#### PROBLEM DETAILS
Reproduce the material below verbatim, preserving every line and character without alteration.

— begin DATASET EXCERPTS —

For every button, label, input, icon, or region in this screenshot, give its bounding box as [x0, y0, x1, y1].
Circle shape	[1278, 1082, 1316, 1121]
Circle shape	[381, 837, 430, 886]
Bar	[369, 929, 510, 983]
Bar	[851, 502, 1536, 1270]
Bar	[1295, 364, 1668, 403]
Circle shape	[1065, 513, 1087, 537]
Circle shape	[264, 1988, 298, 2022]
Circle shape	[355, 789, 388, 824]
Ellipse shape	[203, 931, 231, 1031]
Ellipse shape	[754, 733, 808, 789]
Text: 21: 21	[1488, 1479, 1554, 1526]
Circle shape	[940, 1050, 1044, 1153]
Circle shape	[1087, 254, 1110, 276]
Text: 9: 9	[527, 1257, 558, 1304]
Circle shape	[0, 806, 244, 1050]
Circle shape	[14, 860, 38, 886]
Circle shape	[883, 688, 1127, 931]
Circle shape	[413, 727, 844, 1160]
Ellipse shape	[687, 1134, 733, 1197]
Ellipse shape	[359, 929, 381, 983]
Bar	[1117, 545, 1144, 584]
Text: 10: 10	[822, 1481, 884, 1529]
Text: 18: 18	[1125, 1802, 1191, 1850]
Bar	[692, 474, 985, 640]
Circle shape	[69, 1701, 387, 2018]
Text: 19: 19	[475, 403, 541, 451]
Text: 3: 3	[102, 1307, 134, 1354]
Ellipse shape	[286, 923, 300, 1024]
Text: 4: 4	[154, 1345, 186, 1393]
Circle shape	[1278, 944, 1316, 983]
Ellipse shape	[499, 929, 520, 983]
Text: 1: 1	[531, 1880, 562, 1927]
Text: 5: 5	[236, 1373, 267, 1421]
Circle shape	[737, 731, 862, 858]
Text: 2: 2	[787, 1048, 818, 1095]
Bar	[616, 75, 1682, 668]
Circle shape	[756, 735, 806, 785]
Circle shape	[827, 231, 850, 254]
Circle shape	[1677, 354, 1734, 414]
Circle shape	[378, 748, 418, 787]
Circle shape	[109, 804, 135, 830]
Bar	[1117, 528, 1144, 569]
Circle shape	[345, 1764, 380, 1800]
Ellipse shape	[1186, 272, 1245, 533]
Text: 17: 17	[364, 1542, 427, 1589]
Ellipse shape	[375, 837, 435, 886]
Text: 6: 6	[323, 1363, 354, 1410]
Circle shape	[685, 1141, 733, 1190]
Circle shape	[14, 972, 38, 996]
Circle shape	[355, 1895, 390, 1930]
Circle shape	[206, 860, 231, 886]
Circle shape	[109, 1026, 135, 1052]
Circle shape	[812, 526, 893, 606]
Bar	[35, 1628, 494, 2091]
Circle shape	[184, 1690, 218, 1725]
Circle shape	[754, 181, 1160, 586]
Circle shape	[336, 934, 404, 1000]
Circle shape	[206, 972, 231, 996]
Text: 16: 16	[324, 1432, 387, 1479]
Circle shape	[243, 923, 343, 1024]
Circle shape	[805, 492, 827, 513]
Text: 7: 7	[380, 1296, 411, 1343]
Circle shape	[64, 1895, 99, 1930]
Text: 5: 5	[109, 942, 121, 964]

— end DATASET EXCERPTS —

#### REPLY TO THE EXERCISE
For every button, label, input, icon, or region in this screenshot, give its bounding box as [x0, y0, x1, y1].
Circle shape	[1278, 1082, 1316, 1121]
Circle shape	[381, 837, 430, 886]
Bar	[369, 929, 510, 983]
Bar	[851, 502, 1536, 1270]
Bar	[1295, 364, 1668, 403]
Circle shape	[1065, 513, 1087, 537]
Circle shape	[264, 1988, 298, 2022]
Circle shape	[355, 789, 388, 824]
Ellipse shape	[203, 931, 231, 1031]
Ellipse shape	[754, 733, 808, 789]
Text: 21: 21	[1488, 1479, 1554, 1526]
Circle shape	[940, 1050, 1044, 1153]
Circle shape	[1087, 254, 1110, 276]
Text: 9: 9	[527, 1257, 558, 1304]
Circle shape	[0, 806, 244, 1050]
Circle shape	[14, 860, 38, 886]
Circle shape	[883, 688, 1127, 931]
Circle shape	[413, 727, 844, 1160]
Ellipse shape	[687, 1134, 733, 1197]
Ellipse shape	[359, 929, 381, 983]
Bar	[1117, 545, 1144, 584]
Text: 10: 10	[822, 1481, 884, 1529]
Text: 18: 18	[1125, 1802, 1191, 1850]
Bar	[692, 474, 985, 640]
Circle shape	[69, 1701, 387, 2018]
Text: 19: 19	[475, 403, 541, 451]
Text: 3: 3	[102, 1307, 134, 1354]
Ellipse shape	[286, 923, 300, 1024]
Text: 4: 4	[154, 1345, 186, 1393]
Circle shape	[1278, 944, 1316, 983]
Ellipse shape	[499, 929, 520, 983]
Text: 1: 1	[531, 1880, 562, 1927]
Text: 5: 5	[236, 1373, 267, 1421]
Circle shape	[737, 731, 862, 858]
Text: 2: 2	[787, 1048, 818, 1095]
Bar	[616, 75, 1682, 668]
Circle shape	[756, 735, 806, 785]
Circle shape	[827, 231, 850, 254]
Circle shape	[1677, 354, 1734, 414]
Circle shape	[378, 748, 418, 787]
Circle shape	[109, 804, 135, 830]
Bar	[1117, 528, 1144, 569]
Circle shape	[345, 1764, 380, 1800]
Ellipse shape	[1186, 272, 1245, 533]
Text: 17: 17	[364, 1542, 427, 1589]
Ellipse shape	[375, 837, 435, 886]
Text: 6: 6	[323, 1363, 354, 1410]
Circle shape	[685, 1141, 733, 1190]
Circle shape	[14, 972, 38, 996]
Circle shape	[355, 1895, 390, 1930]
Circle shape	[206, 860, 231, 886]
Circle shape	[109, 1026, 135, 1052]
Circle shape	[812, 526, 893, 606]
Bar	[35, 1628, 494, 2091]
Circle shape	[184, 1690, 218, 1725]
Circle shape	[754, 181, 1160, 586]
Circle shape	[336, 934, 404, 1000]
Circle shape	[206, 972, 231, 996]
Text: 16: 16	[324, 1432, 387, 1479]
Circle shape	[243, 923, 343, 1024]
Circle shape	[805, 492, 827, 513]
Text: 7: 7	[380, 1296, 411, 1343]
Circle shape	[64, 1895, 99, 1930]
Text: 5: 5	[109, 942, 121, 964]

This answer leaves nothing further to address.